TASK REQUIREMENTS: Retype the records below word for word and omit any image.

Saved data entries:
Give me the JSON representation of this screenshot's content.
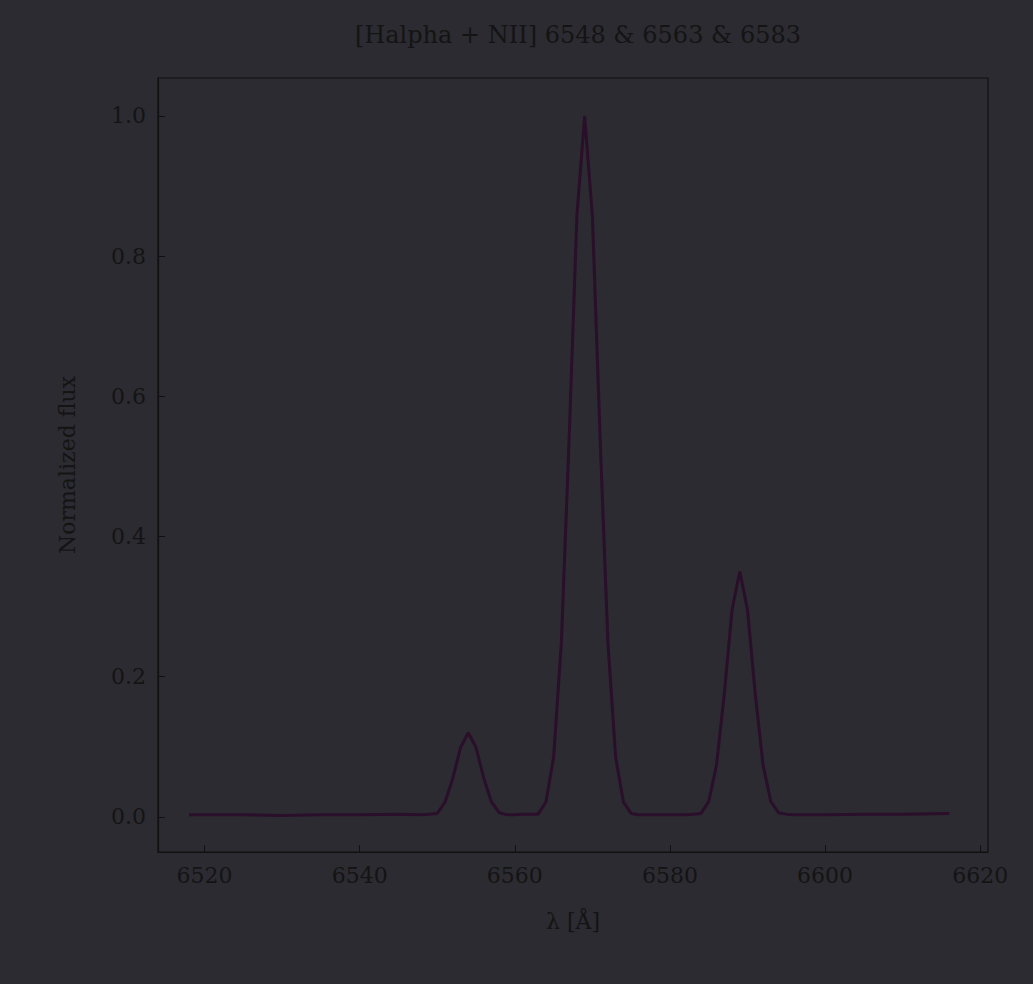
{
  "chart_data": {
    "type": "line",
    "title": "[Halpha + NII] 6548 & 6563 & 6583",
    "xlabel": "λ [Å]",
    "ylabel": "Normalized flux",
    "x": [
      6518,
      6525,
      6530,
      6535,
      6540,
      6545,
      6548,
      6549,
      6550,
      6551,
      6552,
      6553,
      6554,
      6555,
      6556,
      6557,
      6558,
      6559,
      6560,
      6561,
      6562,
      6563,
      6564,
      6565,
      6566,
      6567,
      6568,
      6569,
      6570,
      6571,
      6572,
      6573,
      6574,
      6575,
      6576,
      6577,
      6578,
      6580,
      6582,
      6583,
      6584,
      6585,
      6586,
      6587,
      6588,
      6589,
      6590,
      6591,
      6592,
      6593,
      6594,
      6595,
      6596,
      6598,
      6600,
      6605,
      6610,
      6616
    ],
    "values": [
      0.003,
      0.003,
      0.002,
      0.003,
      0.003,
      0.004,
      0.003,
      0.004,
      0.005,
      0.021,
      0.055,
      0.099,
      0.12,
      0.099,
      0.055,
      0.021,
      0.006,
      0.003,
      0.003,
      0.004,
      0.004,
      0.004,
      0.021,
      0.085,
      0.249,
      0.539,
      0.857,
      1.0,
      0.857,
      0.539,
      0.249,
      0.085,
      0.021,
      0.005,
      0.003,
      0.003,
      0.003,
      0.003,
      0.003,
      0.004,
      0.005,
      0.022,
      0.074,
      0.175,
      0.295,
      0.35,
      0.295,
      0.175,
      0.074,
      0.022,
      0.006,
      0.004,
      0.003,
      0.003,
      0.003,
      0.004,
      0.004,
      0.005
    ],
    "color": "#2a0f2a",
    "xlim": [
      6514,
      6621
    ],
    "xticks": [
      6520,
      6540,
      6560,
      6580,
      6600,
      6620
    ],
    "ylim": [
      -0.05,
      1.054
    ],
    "yticks": [
      {
        "value": 0,
        "label": "0.0"
      },
      0.2,
      0.4,
      0.6,
      0.8,
      {
        "value": 1,
        "label": "1.0"
      }
    ],
    "grid": false
  }
}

SOLUTION FOR THIS EXERCISE:
Give me the JSON representation of this screenshot's content.
{
  "chart_data": {
    "type": "line",
    "title": "[Halpha + NII] 6548 & 6563 & 6583",
    "xlabel": "λ [Å]",
    "ylabel": "Normalized flux",
    "x": [
      6518,
      6525,
      6530,
      6535,
      6540,
      6545,
      6548,
      6549,
      6550,
      6551,
      6552,
      6553,
      6554,
      6555,
      6556,
      6557,
      6558,
      6559,
      6560,
      6561,
      6562,
      6563,
      6564,
      6565,
      6566,
      6567,
      6568,
      6569,
      6570,
      6571,
      6572,
      6573,
      6574,
      6575,
      6576,
      6577,
      6578,
      6580,
      6582,
      6583,
      6584,
      6585,
      6586,
      6587,
      6588,
      6589,
      6590,
      6591,
      6592,
      6593,
      6594,
      6595,
      6596,
      6598,
      6600,
      6605,
      6610,
      6616
    ],
    "values": [
      0.003,
      0.003,
      0.002,
      0.003,
      0.003,
      0.004,
      0.003,
      0.004,
      0.005,
      0.021,
      0.055,
      0.099,
      0.12,
      0.099,
      0.055,
      0.021,
      0.006,
      0.003,
      0.003,
      0.004,
      0.004,
      0.004,
      0.021,
      0.085,
      0.249,
      0.539,
      0.857,
      1.0,
      0.857,
      0.539,
      0.249,
      0.085,
      0.021,
      0.005,
      0.003,
      0.003,
      0.003,
      0.003,
      0.003,
      0.004,
      0.005,
      0.022,
      0.074,
      0.175,
      0.295,
      0.35,
      0.295,
      0.175,
      0.074,
      0.022,
      0.006,
      0.004,
      0.003,
      0.003,
      0.003,
      0.004,
      0.004,
      0.005
    ],
    "color": "#2a0f2a",
    "xlim": [
      6514,
      6621
    ],
    "xticks": [
      6520,
      6540,
      6560,
      6580,
      6600,
      6620
    ],
    "ylim": [
      -0.05,
      1.054
    ],
    "yticks": [
      {
        "value": 0,
        "label": "0.0"
      },
      0.2,
      0.4,
      0.6,
      0.8,
      {
        "value": 1,
        "label": "1.0"
      }
    ],
    "grid": false
  }
}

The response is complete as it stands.